## PROVIDED RECORDS
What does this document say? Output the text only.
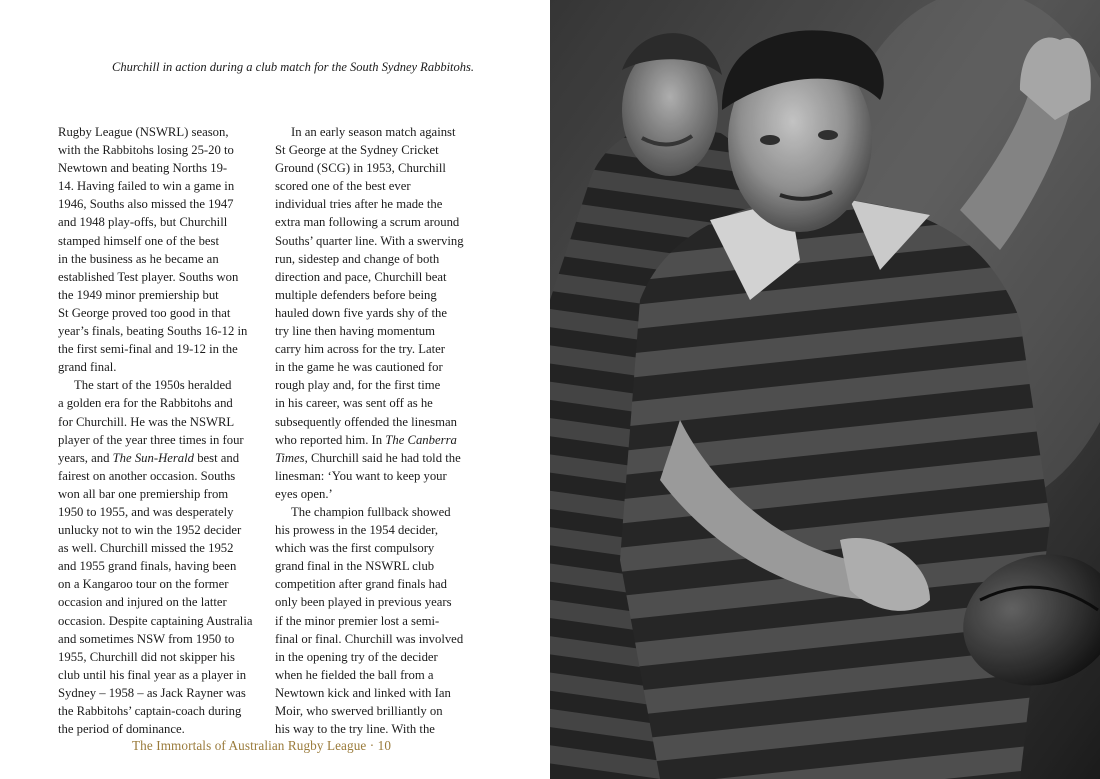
Churchill in action during a club match for the South Sydney Rabbitohs.
Rugby League (NSWRL) season,
with the Rabbitohs losing 25-20 to
Newtown and beating Norths 19-
14. Having failed to win a game in
1946, Souths also missed the 1947
and 1948 play-offs, but Churchill
stamped himself one of the best
in the business as he became an
established Test player. Souths won
the 1949 minor premiership but
St George proved too good in that
year’s finals, beating Souths 16-12 in
the first semi-final and 19-12 in the
grand final.
The start of the 1950s heralded
a golden era for the Rabbitohs and
for Churchill. He was the NSWRL
player of the year three times in four
years, and The Sun-Herald best and
fairest on another occasion. Souths
won all bar one premiership from
1950 to 1955, and was desperately
unlucky not to win the 1952 decider
as well. Churchill missed the 1952
and 1955 grand finals, having been
on a Kangaroo tour on the former
occasion and injured on the latter
occasion. Despite captaining Australia
and sometimes NSW from 1950 to
1955, Churchill did not skipper his
club until his final year as a player in
Sydney – 1958 – as Jack Rayner was
the Rabbitohs’ captain-coach during
the period of dominance.
In an early season match against
St George at the Sydney Cricket
Ground (SCG) in 1953, Churchill
scored one of the best ever
individual tries after he made the
extra man following a scrum around
Souths’ quarter line. With a swerving
run, sidestep and change of both
direction and pace, Churchill beat
multiple defenders before being
hauled down five yards shy of the
try line then having momentum
carry him across for the try. Later
in the game he was cautioned for
rough play and, for the first time
in his career, was sent off as he
subsequently offended the linesman
who reported him. In The Canberra
Times, Churchill said he had told the
linesman: ‘You want to keep your
eyes open.’
The champion fullback showed
his prowess in the 1954 decider,
which was the first compulsory
grand final in the NSWRL club
competition after grand finals had
only been played in previous years
if the minor premier lost a semi-
final or final. Churchill was involved
in the opening try of the decider
when he fielded the ball from a
Newtown kick and linked with Ian
Moir, who swerved brilliantly on
his way to the try line. With the
The Immortals of Australian Rugby League · 10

## SHORT EXERCISE
For each line above that contains the word "George", copy that line.

## RESULT FOR THIS EXERCISE
St George proved too good in that
St George at the Sydney Cricket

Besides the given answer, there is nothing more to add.